Stated exercise: Check every line below for the word "Республике" and show those that hold it.
==*==
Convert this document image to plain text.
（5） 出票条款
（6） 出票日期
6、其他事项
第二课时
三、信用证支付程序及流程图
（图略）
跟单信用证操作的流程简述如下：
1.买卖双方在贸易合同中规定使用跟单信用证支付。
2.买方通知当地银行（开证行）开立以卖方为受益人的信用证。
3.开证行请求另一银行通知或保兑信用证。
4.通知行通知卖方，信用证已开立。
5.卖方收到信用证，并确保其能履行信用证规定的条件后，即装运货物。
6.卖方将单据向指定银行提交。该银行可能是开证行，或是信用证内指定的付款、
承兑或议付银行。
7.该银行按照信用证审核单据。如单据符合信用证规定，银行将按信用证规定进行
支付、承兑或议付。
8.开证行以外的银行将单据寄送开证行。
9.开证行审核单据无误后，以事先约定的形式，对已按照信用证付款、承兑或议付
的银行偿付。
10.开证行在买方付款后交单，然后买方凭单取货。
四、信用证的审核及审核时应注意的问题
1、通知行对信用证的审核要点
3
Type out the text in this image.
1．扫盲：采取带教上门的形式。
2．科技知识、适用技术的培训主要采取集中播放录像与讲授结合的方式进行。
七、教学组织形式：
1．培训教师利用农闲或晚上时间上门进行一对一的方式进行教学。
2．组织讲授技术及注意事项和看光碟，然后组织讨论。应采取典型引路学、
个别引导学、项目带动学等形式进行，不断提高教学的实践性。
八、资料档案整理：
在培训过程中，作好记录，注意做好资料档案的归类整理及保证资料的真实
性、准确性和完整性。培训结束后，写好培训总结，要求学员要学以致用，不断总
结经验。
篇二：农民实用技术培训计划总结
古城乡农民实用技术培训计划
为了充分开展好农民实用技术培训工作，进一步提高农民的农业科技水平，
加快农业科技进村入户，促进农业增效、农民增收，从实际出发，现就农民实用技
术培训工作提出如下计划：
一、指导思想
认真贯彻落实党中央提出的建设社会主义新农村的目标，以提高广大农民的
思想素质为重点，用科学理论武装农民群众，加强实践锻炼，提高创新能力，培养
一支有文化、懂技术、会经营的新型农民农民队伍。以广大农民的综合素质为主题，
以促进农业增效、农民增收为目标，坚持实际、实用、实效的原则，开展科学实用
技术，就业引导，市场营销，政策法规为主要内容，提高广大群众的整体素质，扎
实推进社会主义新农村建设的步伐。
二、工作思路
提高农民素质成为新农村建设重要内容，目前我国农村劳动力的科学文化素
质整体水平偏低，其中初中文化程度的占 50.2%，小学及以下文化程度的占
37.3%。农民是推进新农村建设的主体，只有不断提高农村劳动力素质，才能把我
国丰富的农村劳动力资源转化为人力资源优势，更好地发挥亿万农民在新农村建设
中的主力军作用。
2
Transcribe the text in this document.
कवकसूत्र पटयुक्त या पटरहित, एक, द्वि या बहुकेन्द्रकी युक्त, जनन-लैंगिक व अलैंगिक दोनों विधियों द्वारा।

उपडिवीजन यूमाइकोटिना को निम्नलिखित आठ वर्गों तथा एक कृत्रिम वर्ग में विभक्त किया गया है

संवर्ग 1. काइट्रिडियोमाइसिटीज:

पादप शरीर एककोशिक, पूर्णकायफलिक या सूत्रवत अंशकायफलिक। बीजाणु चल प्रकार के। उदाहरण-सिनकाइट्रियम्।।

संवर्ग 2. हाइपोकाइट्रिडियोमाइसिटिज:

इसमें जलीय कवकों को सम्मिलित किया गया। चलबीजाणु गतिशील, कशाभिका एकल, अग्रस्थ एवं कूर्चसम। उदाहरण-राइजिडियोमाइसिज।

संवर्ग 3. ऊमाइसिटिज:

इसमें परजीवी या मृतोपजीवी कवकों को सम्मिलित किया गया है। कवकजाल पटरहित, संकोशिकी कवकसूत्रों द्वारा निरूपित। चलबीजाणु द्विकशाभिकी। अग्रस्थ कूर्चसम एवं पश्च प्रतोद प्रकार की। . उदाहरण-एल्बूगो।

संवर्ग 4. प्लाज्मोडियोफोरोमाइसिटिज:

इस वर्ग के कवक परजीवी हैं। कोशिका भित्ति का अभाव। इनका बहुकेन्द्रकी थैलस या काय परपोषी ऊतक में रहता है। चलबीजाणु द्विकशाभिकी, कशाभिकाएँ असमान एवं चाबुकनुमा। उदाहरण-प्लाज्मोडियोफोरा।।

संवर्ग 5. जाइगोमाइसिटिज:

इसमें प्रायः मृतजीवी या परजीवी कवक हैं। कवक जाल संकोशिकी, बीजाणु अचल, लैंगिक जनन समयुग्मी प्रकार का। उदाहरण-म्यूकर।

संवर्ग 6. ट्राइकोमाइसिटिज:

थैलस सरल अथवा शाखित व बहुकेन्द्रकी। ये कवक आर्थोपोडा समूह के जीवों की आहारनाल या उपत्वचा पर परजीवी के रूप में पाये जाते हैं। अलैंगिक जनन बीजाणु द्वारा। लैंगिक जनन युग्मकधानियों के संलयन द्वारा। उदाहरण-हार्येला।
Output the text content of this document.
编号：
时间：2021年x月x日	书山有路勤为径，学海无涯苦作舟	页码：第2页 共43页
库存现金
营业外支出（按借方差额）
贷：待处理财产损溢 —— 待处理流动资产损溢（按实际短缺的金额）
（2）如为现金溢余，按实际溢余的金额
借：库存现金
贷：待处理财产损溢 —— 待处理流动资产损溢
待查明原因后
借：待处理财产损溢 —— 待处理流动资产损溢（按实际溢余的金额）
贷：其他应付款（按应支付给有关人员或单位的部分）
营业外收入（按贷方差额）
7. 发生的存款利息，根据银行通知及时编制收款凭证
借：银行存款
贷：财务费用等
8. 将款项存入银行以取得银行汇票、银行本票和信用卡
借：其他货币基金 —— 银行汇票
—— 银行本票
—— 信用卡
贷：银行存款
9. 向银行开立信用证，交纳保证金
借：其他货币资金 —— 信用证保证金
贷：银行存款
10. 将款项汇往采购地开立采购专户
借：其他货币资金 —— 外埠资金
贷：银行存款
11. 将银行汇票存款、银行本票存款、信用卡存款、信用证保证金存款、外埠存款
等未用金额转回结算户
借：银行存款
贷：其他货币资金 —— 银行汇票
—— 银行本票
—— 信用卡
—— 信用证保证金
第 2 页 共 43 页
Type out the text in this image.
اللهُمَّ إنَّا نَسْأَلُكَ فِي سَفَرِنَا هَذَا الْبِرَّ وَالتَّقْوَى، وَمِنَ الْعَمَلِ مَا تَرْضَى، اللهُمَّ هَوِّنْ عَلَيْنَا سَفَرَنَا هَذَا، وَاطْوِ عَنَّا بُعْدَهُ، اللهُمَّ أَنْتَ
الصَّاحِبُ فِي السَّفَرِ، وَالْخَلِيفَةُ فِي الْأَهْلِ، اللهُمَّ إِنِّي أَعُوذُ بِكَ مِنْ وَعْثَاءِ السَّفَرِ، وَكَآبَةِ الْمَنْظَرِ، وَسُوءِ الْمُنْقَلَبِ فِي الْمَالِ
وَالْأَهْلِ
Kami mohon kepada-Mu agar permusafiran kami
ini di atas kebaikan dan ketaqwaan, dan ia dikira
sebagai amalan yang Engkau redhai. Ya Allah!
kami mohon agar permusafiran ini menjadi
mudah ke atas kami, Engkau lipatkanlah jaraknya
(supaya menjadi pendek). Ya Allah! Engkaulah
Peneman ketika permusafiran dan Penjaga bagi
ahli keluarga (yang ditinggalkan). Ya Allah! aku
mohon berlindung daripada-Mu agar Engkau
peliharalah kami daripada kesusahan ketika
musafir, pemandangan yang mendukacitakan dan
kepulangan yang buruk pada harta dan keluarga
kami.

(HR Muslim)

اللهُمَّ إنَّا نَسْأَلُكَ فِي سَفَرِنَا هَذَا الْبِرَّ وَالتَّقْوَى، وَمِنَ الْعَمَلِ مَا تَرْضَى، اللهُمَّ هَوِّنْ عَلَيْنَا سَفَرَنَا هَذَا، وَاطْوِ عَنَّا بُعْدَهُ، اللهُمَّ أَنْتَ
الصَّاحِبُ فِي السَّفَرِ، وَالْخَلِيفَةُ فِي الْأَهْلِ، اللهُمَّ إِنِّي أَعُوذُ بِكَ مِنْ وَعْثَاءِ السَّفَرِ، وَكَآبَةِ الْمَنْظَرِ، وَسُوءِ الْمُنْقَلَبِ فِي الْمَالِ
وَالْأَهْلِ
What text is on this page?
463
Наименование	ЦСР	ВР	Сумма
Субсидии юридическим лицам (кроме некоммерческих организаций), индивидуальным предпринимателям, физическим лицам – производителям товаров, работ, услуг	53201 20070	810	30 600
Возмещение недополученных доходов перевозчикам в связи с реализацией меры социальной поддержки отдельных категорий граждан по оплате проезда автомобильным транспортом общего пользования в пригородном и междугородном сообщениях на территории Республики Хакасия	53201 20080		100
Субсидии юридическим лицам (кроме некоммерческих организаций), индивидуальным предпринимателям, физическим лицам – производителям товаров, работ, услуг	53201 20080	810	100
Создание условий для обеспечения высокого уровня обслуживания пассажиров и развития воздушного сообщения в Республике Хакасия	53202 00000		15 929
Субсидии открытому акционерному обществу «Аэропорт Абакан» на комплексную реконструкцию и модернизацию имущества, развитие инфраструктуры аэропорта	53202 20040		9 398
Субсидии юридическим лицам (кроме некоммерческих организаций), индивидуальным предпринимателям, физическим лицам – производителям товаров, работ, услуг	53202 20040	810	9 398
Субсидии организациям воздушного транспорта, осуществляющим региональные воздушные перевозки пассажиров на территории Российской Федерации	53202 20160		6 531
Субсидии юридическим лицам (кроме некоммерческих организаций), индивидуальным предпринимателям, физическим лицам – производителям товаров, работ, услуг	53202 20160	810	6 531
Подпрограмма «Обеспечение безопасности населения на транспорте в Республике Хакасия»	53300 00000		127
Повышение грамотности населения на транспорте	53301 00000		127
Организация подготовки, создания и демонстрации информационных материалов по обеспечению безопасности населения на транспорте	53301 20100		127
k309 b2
==*==
Exercise answer:
Создание условий для обеспечения высокого уровня обслуживания пассажиров и развития воздушного сообщения в Республике Хакасия	53202 00000		15 929
Подпрограмма «Обеспечение безопасности населения на транспорте в Республике Хакасия»	53300 00000		127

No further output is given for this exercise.